[Dataset entries on figures]
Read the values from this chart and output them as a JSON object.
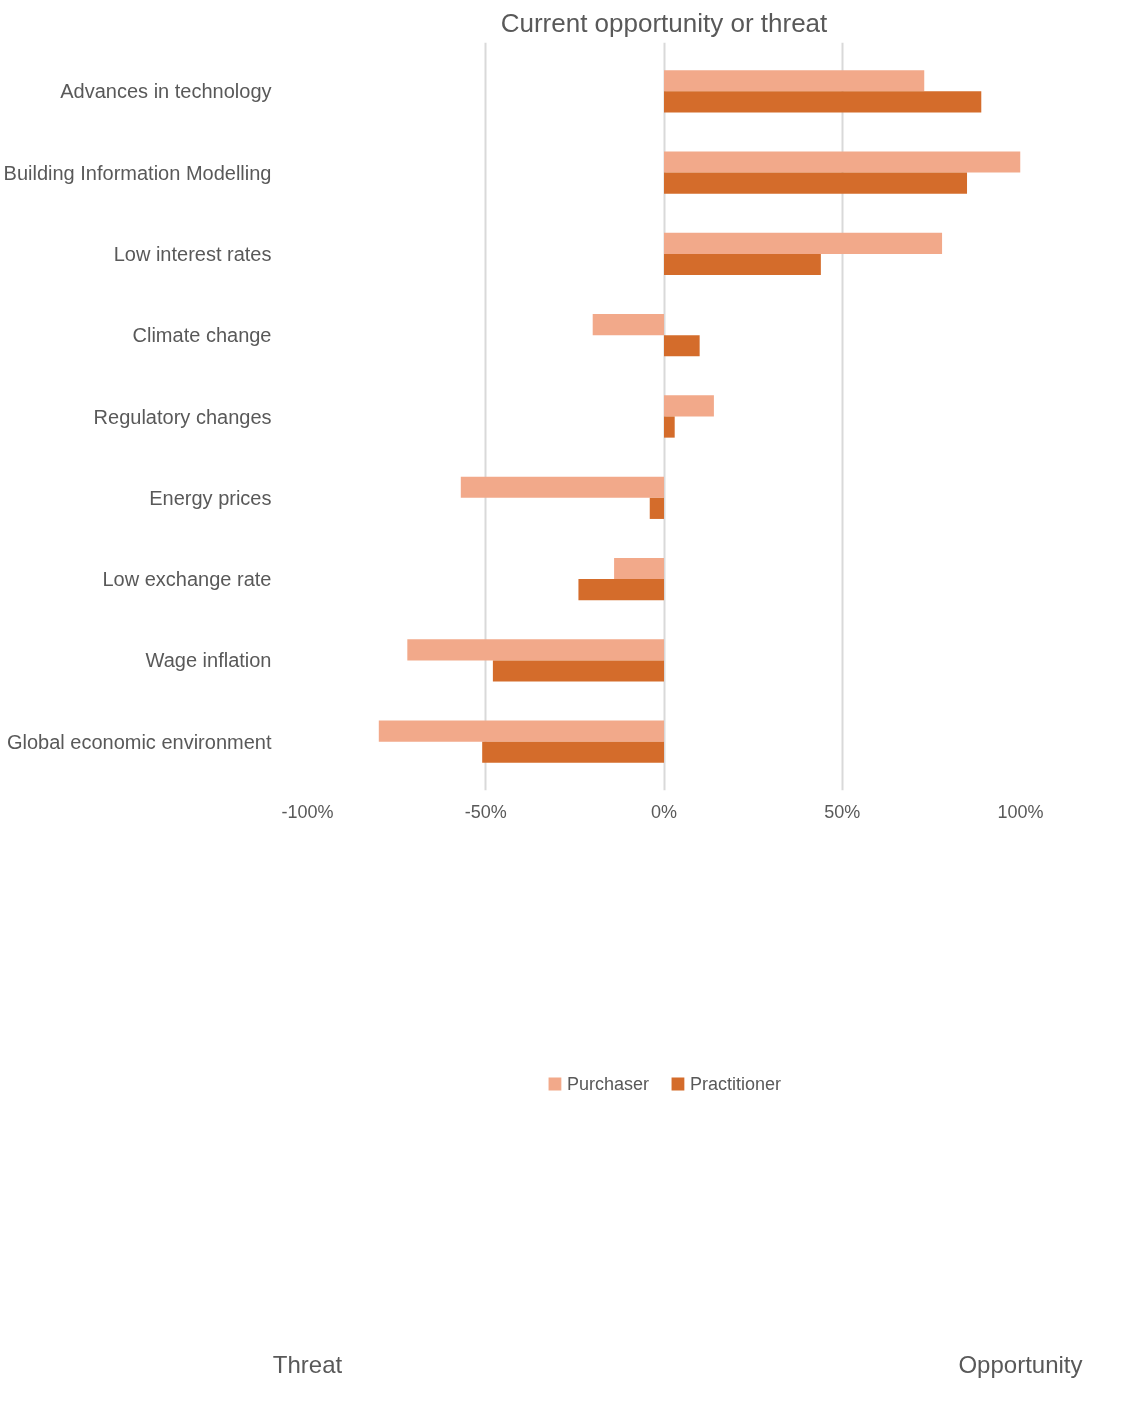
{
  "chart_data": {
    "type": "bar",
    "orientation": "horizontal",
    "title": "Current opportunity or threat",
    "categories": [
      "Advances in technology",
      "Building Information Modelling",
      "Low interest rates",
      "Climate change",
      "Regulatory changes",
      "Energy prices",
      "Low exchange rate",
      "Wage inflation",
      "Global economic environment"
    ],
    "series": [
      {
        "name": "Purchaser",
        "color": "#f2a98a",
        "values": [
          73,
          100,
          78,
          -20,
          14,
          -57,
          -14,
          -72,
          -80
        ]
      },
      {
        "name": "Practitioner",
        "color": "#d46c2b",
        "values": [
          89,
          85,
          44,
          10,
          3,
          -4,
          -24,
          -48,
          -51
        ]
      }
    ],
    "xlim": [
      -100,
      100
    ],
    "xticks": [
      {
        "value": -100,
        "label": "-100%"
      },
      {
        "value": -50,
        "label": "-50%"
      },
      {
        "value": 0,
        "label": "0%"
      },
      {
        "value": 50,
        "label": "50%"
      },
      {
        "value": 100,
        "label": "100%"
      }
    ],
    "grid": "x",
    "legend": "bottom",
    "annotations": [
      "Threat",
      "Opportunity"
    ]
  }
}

▶ TASK STATEMENT
Reproduce all of the entries word for word, skipping any pictures they hold.

▶ EXERCISE OUTPUT
Read the values from this chart and output them as a JSON object.
{
  "chart_data": {
    "type": "bar",
    "orientation": "horizontal",
    "title": "Current opportunity or threat",
    "categories": [
      "Advances in technology",
      "Building Information Modelling",
      "Low interest rates",
      "Climate change",
      "Regulatory changes",
      "Energy prices",
      "Low exchange rate",
      "Wage inflation",
      "Global economic environment"
    ],
    "series": [
      {
        "name": "Purchaser",
        "color": "#f2a98a",
        "values": [
          73,
          100,
          78,
          -20,
          14,
          -57,
          -14,
          -72,
          -80
        ]
      },
      {
        "name": "Practitioner",
        "color": "#d46c2b",
        "values": [
          89,
          85,
          44,
          10,
          3,
          -4,
          -24,
          -48,
          -51
        ]
      }
    ],
    "xlim": [
      -100,
      100
    ],
    "xticks": [
      {
        "value": -100,
        "label": "-100%"
      },
      {
        "value": -50,
        "label": "-50%"
      },
      {
        "value": 0,
        "label": "0%"
      },
      {
        "value": 50,
        "label": "50%"
      },
      {
        "value": 100,
        "label": "100%"
      }
    ],
    "grid": "x",
    "legend": "bottom",
    "annotations": [
      "Threat",
      "Opportunity"
    ]
  }
}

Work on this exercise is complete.